(Data records)

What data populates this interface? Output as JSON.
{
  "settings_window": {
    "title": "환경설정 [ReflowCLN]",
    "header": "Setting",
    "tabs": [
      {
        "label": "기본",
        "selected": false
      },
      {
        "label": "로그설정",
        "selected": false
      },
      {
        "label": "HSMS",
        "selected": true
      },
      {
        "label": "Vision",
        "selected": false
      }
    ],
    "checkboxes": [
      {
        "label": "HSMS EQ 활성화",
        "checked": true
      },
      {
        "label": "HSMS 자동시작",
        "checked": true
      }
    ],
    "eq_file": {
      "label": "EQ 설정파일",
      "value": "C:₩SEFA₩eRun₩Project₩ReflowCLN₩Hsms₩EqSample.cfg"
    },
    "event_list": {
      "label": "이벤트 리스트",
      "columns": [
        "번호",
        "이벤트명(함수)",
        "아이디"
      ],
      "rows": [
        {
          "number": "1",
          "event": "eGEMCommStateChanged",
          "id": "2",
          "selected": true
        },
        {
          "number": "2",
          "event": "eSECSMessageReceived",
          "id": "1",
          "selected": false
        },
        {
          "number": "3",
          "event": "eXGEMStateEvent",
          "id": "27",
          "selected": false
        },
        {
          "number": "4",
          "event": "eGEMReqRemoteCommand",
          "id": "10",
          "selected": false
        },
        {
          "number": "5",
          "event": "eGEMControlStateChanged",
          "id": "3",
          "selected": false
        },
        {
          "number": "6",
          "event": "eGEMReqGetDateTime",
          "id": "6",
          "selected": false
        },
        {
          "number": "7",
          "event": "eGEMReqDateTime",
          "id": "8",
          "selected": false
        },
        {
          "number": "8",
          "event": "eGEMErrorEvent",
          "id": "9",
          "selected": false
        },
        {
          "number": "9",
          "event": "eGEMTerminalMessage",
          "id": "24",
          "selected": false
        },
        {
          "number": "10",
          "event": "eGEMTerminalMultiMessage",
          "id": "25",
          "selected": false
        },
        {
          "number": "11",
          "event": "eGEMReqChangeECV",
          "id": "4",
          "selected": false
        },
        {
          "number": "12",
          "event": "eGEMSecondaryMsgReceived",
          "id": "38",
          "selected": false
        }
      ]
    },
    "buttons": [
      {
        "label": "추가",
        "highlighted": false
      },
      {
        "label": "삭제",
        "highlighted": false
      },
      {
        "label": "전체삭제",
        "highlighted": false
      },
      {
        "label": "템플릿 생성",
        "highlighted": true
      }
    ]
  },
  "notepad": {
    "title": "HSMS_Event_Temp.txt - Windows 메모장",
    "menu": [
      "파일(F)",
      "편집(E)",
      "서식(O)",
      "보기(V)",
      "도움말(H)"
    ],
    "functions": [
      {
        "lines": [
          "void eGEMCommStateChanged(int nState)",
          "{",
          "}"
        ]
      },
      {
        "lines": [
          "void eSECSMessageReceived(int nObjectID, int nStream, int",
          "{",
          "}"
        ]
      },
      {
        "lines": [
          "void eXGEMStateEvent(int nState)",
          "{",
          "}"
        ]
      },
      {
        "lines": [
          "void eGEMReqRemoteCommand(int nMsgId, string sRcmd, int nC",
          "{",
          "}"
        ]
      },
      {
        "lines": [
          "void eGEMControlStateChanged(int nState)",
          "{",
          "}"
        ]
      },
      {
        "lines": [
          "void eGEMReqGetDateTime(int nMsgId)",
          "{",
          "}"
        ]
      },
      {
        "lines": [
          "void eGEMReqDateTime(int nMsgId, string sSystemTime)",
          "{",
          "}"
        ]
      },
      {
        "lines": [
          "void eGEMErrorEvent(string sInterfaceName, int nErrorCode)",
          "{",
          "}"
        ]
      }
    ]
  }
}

Goal: Output all records verbatim.

Solution for this task:
What data populates this interface? Output as JSON.
{
  "settings_window": {
    "title": "환경설정 [ReflowCLN]",
    "header": "Setting",
    "tabs": [
      {
        "label": "기본",
        "selected": false
      },
      {
        "label": "로그설정",
        "selected": false
      },
      {
        "label": "HSMS",
        "selected": true
      },
      {
        "label": "Vision",
        "selected": false
      }
    ],
    "checkboxes": [
      {
        "label": "HSMS EQ 활성화",
        "checked": true
      },
      {
        "label": "HSMS 자동시작",
        "checked": true
      }
    ],
    "eq_file": {
      "label": "EQ 설정파일",
      "value": "C:₩SEFA₩eRun₩Project₩ReflowCLN₩Hsms₩EqSample.cfg"
    },
    "event_list": {
      "label": "이벤트 리스트",
      "columns": [
        "번호",
        "이벤트명(함수)",
        "아이디"
      ],
      "rows": [
        {
          "number": "1",
          "event": "eGEMCommStateChanged",
          "id": "2",
          "selected": true
        },
        {
          "number": "2",
          "event": "eSECSMessageReceived",
          "id": "1",
          "selected": false
        },
        {
          "number": "3",
          "event": "eXGEMStateEvent",
          "id": "27",
          "selected": false
        },
        {
          "number": "4",
          "event": "eGEMReqRemoteCommand",
          "id": "10",
          "selected": false
        },
        {
          "number": "5",
          "event": "eGEMControlStateChanged",
          "id": "3",
          "selected": false
        },
        {
          "number": "6",
          "event": "eGEMReqGetDateTime",
          "id": "6",
          "selected": false
        },
        {
          "number": "7",
          "event": "eGEMReqDateTime",
          "id": "8",
          "selected": false
        },
        {
          "number": "8",
          "event": "eGEMErrorEvent",
          "id": "9",
          "selected": false
        },
        {
          "number": "9",
          "event": "eGEMTerminalMessage",
          "id": "24",
          "selected": false
        },
        {
          "number": "10",
          "event": "eGEMTerminalMultiMessage",
          "id": "25",
          "selected": false
        },
        {
          "number": "11",
          "event": "eGEMReqChangeECV",
          "id": "4",
          "selected": false
        },
        {
          "number": "12",
          "event": "eGEMSecondaryMsgReceived",
          "id": "38",
          "selected": false
        }
      ]
    },
    "buttons": [
      {
        "label": "추가",
        "highlighted": false
      },
      {
        "label": "삭제",
        "highlighted": false
      },
      {
        "label": "전체삭제",
        "highlighted": false
      },
      {
        "label": "템플릿 생성",
        "highlighted": true
      }
    ]
  },
  "notepad": {
    "title": "HSMS_Event_Temp.txt - Windows 메모장",
    "menu": [
      "파일(F)",
      "편집(E)",
      "서식(O)",
      "보기(V)",
      "도움말(H)"
    ],
    "functions": [
      {
        "lines": [
          "void eGEMCommStateChanged(int nState)",
          "{",
          "}"
        ]
      },
      {
        "lines": [
          "void eSECSMessageReceived(int nObjectID, int nStream, int",
          "{",
          "}"
        ]
      },
      {
        "lines": [
          "void eXGEMStateEvent(int nState)",
          "{",
          "}"
        ]
      },
      {
        "lines": [
          "void eGEMReqRemoteCommand(int nMsgId, string sRcmd, int nC",
          "{",
          "}"
        ]
      },
      {
        "lines": [
          "void eGEMControlStateChanged(int nState)",
          "{",
          "}"
        ]
      },
      {
        "lines": [
          "void eGEMReqGetDateTime(int nMsgId)",
          "{",
          "}"
        ]
      },
      {
        "lines": [
          "void eGEMReqDateTime(int nMsgId, string sSystemTime)",
          "{",
          "}"
        ]
      },
      {
        "lines": [
          "void eGEMErrorEvent(string sInterfaceName, int nErrorCode)",
          "{",
          "}"
        ]
      }
    ]
  }
}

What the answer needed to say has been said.